Your task
Starting with the first line of the items and going on through the line containing "right-axis-ticks: 0 1000", arrange those lines as a Markdown table with the columns Row and Line, leaving out blank lines.

Provided information

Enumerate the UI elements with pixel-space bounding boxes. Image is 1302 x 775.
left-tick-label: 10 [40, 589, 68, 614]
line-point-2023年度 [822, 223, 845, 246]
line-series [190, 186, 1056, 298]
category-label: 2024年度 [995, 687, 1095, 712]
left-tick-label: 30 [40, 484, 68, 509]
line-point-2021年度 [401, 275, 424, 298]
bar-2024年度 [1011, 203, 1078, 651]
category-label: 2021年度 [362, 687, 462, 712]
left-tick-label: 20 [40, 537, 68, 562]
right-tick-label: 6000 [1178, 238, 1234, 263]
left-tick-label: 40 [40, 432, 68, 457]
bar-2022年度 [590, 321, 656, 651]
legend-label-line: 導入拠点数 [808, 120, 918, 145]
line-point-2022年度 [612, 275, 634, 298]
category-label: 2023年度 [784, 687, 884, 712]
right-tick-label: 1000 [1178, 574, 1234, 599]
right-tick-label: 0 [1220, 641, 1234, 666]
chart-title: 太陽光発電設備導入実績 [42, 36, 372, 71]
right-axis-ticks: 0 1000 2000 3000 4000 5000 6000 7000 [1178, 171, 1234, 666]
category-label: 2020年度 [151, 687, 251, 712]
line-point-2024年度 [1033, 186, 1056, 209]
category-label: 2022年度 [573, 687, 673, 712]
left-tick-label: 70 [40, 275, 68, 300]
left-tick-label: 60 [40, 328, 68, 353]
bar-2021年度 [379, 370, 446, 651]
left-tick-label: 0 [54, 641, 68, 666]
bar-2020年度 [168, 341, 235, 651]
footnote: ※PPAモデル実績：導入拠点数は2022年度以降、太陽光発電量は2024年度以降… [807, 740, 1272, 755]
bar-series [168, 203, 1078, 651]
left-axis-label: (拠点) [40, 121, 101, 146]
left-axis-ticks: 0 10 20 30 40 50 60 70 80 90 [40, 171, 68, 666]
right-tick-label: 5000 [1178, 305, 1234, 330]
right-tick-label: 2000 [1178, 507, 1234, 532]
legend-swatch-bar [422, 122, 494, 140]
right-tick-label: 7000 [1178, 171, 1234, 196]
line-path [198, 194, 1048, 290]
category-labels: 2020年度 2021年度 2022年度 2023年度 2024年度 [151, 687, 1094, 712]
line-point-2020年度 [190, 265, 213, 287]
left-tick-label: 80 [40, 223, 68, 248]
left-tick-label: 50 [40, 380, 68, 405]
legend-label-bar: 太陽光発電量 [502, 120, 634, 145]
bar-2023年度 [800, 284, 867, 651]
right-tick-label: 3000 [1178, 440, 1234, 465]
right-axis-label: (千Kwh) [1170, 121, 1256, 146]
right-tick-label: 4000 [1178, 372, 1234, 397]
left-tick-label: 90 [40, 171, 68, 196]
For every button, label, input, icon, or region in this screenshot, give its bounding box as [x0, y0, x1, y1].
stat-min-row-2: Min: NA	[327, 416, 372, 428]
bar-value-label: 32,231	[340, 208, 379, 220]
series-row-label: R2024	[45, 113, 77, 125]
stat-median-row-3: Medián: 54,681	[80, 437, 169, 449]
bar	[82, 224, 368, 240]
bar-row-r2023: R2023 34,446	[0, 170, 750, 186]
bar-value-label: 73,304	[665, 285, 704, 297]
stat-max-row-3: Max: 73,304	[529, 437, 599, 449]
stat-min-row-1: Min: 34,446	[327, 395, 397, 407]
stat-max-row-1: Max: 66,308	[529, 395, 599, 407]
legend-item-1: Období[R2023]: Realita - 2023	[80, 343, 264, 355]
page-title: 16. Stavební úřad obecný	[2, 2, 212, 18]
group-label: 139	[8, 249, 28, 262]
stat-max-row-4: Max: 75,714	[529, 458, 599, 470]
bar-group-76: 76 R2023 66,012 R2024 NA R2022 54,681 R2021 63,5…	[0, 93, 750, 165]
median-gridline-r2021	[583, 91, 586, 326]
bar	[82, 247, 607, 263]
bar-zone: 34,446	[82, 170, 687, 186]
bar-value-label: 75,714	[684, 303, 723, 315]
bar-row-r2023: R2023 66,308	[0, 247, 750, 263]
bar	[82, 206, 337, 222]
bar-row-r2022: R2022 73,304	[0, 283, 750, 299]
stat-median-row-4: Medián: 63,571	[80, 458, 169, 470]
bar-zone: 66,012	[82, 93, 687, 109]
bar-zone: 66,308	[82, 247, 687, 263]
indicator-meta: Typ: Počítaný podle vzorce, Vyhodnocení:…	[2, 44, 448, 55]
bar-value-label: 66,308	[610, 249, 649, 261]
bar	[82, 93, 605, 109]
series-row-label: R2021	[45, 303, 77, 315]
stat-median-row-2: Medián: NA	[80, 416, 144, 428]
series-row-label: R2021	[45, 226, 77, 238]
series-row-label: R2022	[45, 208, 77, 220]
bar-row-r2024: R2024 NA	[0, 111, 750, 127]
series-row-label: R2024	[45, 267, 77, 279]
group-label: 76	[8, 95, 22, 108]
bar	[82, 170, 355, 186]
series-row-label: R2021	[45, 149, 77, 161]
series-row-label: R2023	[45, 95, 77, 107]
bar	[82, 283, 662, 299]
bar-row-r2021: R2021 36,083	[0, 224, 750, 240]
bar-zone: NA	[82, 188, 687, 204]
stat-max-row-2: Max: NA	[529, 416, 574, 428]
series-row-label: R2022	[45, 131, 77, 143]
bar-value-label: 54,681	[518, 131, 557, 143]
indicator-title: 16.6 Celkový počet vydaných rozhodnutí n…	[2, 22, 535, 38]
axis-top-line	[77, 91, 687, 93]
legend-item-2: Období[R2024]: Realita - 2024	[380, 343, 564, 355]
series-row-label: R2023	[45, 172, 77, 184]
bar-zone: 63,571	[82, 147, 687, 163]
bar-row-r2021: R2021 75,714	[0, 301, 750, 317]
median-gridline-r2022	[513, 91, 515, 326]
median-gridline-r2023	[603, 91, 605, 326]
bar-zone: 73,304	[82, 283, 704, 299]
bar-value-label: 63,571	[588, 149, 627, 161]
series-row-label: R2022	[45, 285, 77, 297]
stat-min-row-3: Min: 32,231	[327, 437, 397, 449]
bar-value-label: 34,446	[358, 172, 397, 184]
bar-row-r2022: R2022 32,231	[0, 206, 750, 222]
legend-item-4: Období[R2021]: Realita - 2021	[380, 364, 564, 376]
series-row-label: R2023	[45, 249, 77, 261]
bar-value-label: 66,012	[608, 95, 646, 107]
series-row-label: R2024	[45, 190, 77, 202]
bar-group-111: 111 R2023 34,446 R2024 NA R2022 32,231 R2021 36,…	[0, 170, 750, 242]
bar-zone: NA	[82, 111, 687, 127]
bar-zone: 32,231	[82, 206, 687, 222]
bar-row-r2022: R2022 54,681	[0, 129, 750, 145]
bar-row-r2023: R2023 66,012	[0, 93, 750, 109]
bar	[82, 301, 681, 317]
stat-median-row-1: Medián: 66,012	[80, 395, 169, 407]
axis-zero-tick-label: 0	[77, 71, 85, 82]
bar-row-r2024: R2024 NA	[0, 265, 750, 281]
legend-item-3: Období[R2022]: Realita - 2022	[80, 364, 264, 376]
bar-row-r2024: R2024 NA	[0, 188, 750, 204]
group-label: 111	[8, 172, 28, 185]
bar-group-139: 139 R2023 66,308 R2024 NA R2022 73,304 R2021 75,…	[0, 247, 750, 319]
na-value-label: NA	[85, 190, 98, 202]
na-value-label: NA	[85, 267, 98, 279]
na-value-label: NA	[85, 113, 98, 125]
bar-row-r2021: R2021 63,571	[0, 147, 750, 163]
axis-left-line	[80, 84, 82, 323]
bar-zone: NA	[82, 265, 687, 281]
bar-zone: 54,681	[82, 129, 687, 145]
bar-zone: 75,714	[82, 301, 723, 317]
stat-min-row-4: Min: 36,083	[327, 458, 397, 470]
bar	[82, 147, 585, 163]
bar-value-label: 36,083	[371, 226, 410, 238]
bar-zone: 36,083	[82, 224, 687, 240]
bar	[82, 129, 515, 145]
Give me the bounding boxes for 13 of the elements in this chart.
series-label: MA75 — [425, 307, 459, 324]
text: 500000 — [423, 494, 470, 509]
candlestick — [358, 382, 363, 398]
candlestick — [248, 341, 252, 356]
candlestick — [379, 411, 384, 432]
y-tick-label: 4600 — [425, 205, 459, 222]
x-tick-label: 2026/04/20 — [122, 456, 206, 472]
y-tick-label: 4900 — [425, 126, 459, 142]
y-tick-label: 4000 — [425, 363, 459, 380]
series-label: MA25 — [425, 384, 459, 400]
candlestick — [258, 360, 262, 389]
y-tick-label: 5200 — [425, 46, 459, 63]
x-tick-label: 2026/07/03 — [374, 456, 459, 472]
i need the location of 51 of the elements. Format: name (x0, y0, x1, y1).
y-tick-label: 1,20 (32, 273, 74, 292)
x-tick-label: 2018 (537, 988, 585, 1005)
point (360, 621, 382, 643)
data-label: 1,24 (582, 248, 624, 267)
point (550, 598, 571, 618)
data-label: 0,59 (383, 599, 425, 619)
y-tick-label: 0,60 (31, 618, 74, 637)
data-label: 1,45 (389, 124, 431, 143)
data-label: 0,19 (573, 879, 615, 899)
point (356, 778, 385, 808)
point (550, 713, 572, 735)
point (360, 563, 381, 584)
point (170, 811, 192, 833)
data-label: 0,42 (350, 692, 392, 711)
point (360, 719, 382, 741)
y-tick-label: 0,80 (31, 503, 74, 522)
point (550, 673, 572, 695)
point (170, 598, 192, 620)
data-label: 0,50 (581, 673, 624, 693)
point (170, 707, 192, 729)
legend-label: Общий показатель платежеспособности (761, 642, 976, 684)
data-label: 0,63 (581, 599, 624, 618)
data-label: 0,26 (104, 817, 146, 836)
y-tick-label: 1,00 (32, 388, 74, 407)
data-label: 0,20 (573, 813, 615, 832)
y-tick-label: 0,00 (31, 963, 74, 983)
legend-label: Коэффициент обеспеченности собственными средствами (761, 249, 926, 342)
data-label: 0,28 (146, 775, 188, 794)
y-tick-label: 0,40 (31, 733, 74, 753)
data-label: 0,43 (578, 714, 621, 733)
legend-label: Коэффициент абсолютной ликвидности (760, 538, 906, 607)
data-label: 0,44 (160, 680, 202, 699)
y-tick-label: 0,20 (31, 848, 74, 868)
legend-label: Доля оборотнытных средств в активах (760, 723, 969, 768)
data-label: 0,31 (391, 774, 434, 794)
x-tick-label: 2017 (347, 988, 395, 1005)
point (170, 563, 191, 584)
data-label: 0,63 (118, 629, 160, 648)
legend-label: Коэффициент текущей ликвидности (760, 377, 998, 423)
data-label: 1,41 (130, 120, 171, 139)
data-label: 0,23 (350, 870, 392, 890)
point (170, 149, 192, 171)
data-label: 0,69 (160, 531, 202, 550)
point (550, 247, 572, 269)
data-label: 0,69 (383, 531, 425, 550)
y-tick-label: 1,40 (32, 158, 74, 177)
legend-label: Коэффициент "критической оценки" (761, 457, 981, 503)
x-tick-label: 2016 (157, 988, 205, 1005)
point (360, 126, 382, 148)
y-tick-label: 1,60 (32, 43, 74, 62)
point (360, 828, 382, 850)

Written response
| Row | Line |
|---|---|
| 1 | Enumerate the UI elements with pixel-space bounding boxes. Image is 1302 x 775. |
| 2 | left-tick-label: 10 [40, 589, 68, 614] |
| 3 | line-point-2023年度 [822, 223, 845, 246] |
| 4 | line-series [190, 186, 1056, 298] |
| 5 | category-label: 2024年度 [995, 687, 1095, 712] |
| 6 | left-tick-label: 30 [40, 484, 68, 509] |
| 7 | line-point-2021年度 [401, 275, 424, 298] |
| 8 | bar-2024年度 [1011, 203, 1078, 651] |
| 9 | category-label: 2021年度 [362, 687, 462, 712] |
| 10 | left-tick-label: 20 [40, 537, 68, 562] |
| 11 | right-tick-label: 6000 [1178, 238, 1234, 263] |
| 12 | left-tick-label: 40 [40, 432, 68, 457] |
| 13 | bar-2022年度 [590, 321, 656, 651] |
| 14 | legend-label-line: 導入拠点数 [808, 120, 918, 145] |
| 15 | line-point-2022年度 [612, 275, 634, 298] |
| 16 | category-label: 2023年度 [784, 687, 884, 712] |
| 17 | right-tick-label: 1000 [1178, 574, 1234, 599] |
| 18 | right-tick-label: 0 [1220, 641, 1234, 666] |
| 19 | chart-title: 太陽光発電設備導入実績 [42, 36, 372, 71] |
| 20 | right-axis-ticks: 0 1000 2000 3000 4000 5000 6000 7000 [1178, 171, 1234, 666] |